Kini itasha bisa dijumpai di kota-kota besar di Indonesia. Mereka tergabung dalam komunitas Itasha Indonesia, yang sudah berdiri selama dua tahun dengan 170 anggota. Kebanyakan mereka adalah “Generasi Dragonball”. Di Indonesia, menurut Edwin, Jakarta masih menjadi pusat alam semesta para itasha. Dia dan Michael menemukan “rakyat”-nya di acara-acara cosplay. "Rata-rata otaku semua," kata Aji Muhardifan, anggota Itasha Indonesia.
Di negara asalnya, otaku sering dikaitkan dengan kecanggungan sosial dan gagal menjadi anggota masyarakat yang bisa bersosialisasi. "Di Jepang banyak otaku tidak terbuka tentang kegiatannya karena takut akan reaksi sosial. Di Indonesia justru bisa berbaur dengan yang lain," ujar Edwin.
Sebagai otaku, Aji senang bergabung dalam komunitas ini karena kegiatan dia dan rekan anggota lainnya relatif sama. Yang paling sering mereka lakukan adalah menonton anime. Setelah itu bermain video game atau berselancar di Internet dan forum tentang anime. “Tapi, yang pasti juga suka otomotif banget,” kata Aji.
Ketika mulai mengidentifikasi diri sebagai otaku, Aji mengaku bahwa hal yang membuatnya bergairah dalam hidupnya adalah Hatsune Miku, penyanyi virtual yang namanya kira-kira berarti “suara dari masa depan”. Hatsune adalah vocaloid atau program bernyanyi yang dirancang dengan komputer. "Dia cantik, seksi, bisa menari dan menyanyi," kata Aji, yang mendekorasi motor Honda CBR-nya dengan sosok Hatsune.

TUJUAN:
Ulangi persis semua bagian teks tentang itasha, mulai dari "Sebagai otaku, Aji senang" terus ke bawah sampai "dengan sosok Hatsune.".

CUPLIKAN DATA:
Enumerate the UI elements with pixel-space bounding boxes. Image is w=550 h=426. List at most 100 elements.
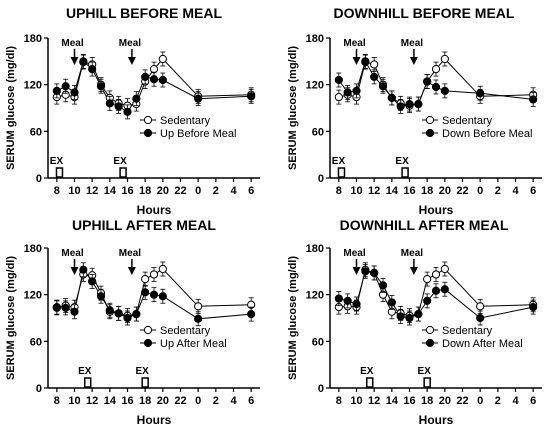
x-tick-label: 4 <box>230 395 237 407</box>
data-point <box>423 296 432 305</box>
data-point <box>132 310 141 319</box>
meal-label: Meal <box>61 248 83 259</box>
data-point <box>431 286 441 295</box>
x-tick-label: 8 <box>336 395 342 407</box>
y-tick-label: 60 <box>312 126 324 138</box>
y-axis-label: SERUM glucose (mg/dl) <box>5 46 17 170</box>
legend-label: Down After Meal <box>442 338 523 350</box>
meal-label: Meal <box>119 38 141 49</box>
data-point <box>158 54 167 64</box>
data-point <box>423 77 432 86</box>
y-tick-label: 180 <box>24 243 42 255</box>
x-axis-label: Hours <box>419 413 454 426</box>
data-point <box>370 72 379 81</box>
data-point <box>123 313 132 323</box>
y-tick-label: 120 <box>24 80 42 92</box>
data-point <box>114 102 123 111</box>
data-point <box>405 100 414 109</box>
data-point <box>440 264 449 274</box>
meal-label: Meal <box>119 248 141 259</box>
legend-label: Up Before Meal <box>160 128 236 140</box>
legend-marker <box>425 128 435 138</box>
data-point <box>61 82 70 91</box>
y-tick-label: 0 <box>318 383 324 395</box>
chart-title: DOWNHILL BEFORE MEAL <box>334 5 515 21</box>
x-tick-label: 4 <box>512 395 519 407</box>
meal-arrow-head-icon <box>70 57 79 65</box>
x-tick-label: 12 <box>368 185 380 197</box>
x-tick-label: 4 <box>512 185 519 197</box>
meal-arrow-head-icon <box>127 267 136 275</box>
legend-marker <box>143 128 153 138</box>
x-tick-label: 14 <box>104 185 117 197</box>
exercise-label: EX <box>135 366 149 377</box>
x-tick-label: 6 <box>530 185 536 197</box>
legend-marker <box>143 325 153 335</box>
data-point <box>343 88 352 97</box>
data-point <box>396 312 405 321</box>
legend-label: Sedentary <box>442 325 493 337</box>
data-point <box>440 86 449 95</box>
exercise-label: EX <box>50 156 64 167</box>
exercise-label: EX <box>395 156 409 167</box>
data-point <box>370 60 379 69</box>
x-tick-label: 0 <box>477 185 483 197</box>
y-tick-label: 60 <box>30 126 42 138</box>
x-tick-label: 2 <box>495 395 501 407</box>
x-tick-label: 10 <box>350 185 362 197</box>
data-point <box>79 57 88 66</box>
meal-arrow-head-icon <box>352 267 361 275</box>
exercise-label: EX <box>360 366 374 377</box>
data-point <box>431 82 441 92</box>
data-point <box>149 65 159 74</box>
data-point <box>88 65 97 74</box>
exercise-period-marker <box>401 167 409 178</box>
data-point <box>352 86 361 95</box>
x-tick-label: 18 <box>139 185 151 197</box>
x-tick-label: 20 <box>439 185 451 197</box>
data-point <box>96 82 106 91</box>
data-point <box>414 100 423 109</box>
meal-arrow-head-icon <box>352 57 361 65</box>
legend-marker <box>425 115 435 125</box>
data-point <box>423 275 432 284</box>
data-point <box>529 303 538 312</box>
data-point <box>334 93 343 102</box>
x-tick-label: 12 <box>368 395 380 407</box>
data-point <box>96 292 106 301</box>
data-point <box>158 264 167 274</box>
data-point <box>529 95 538 104</box>
y-tick-label: 0 <box>36 173 42 185</box>
data-point <box>132 94 141 103</box>
x-tick-label: 16 <box>121 185 133 197</box>
x-tick-label: 18 <box>139 395 151 407</box>
data-point <box>52 86 61 95</box>
exercise-period-marker <box>84 377 92 388</box>
x-tick-label: 22 <box>174 185 186 197</box>
legend-marker <box>143 338 153 348</box>
meal-label: Meal <box>343 248 365 259</box>
legend-marker <box>143 115 153 125</box>
legend-label: Up After Meal <box>160 338 227 350</box>
legend-label: Sedentary <box>160 325 211 337</box>
data-point <box>247 310 256 319</box>
data-point <box>440 285 449 294</box>
data-point <box>141 275 150 284</box>
x-tick-label: 14 <box>104 395 117 407</box>
legend-label: Sedentary <box>160 115 211 127</box>
x-tick-label: 10 <box>68 185 80 197</box>
data-point <box>387 298 396 307</box>
meal-label: Meal <box>61 38 83 49</box>
data-point <box>61 303 70 312</box>
data-point <box>431 270 441 279</box>
x-tick-label: 18 <box>421 395 433 407</box>
meal-arrow-head-icon <box>127 57 136 65</box>
x-tick-label: 20 <box>439 395 451 407</box>
data-point <box>149 75 159 84</box>
legend-label: Sedentary <box>442 115 493 127</box>
data-point <box>334 75 343 85</box>
data-point <box>105 99 114 108</box>
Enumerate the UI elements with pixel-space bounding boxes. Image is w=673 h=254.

JAWABAN SOAL:
Sebagai otaku, Aji senang bergabung dalam komunitas ini karena kegiatan dia dan rekan anggota lainnya relatif sama. Yang paling sering mereka lakukan adalah menonton anime. Setelah itu bermain video game atau berselancar di Internet dan forum tentang anime. “Tapi, yang pasti juga suka otomotif banget,” kata Aji.
Ketika mulai mengidentifikasi diri sebagai otaku, Aji mengaku bahwa hal yang membuatnya bergairah dalam hidupnya adalah Hatsune Miku, penyanyi virtual yang namanya kira-kira berarti “suara dari masa depan”. Hatsune adalah vocaloid atau program bernyanyi yang dirancang dengan komputer. "Dia cantik, seksi, bisa menari dan menyanyi," kata Aji, yang mendekorasi motor Honda CBR-nya dengan sosok Hatsune.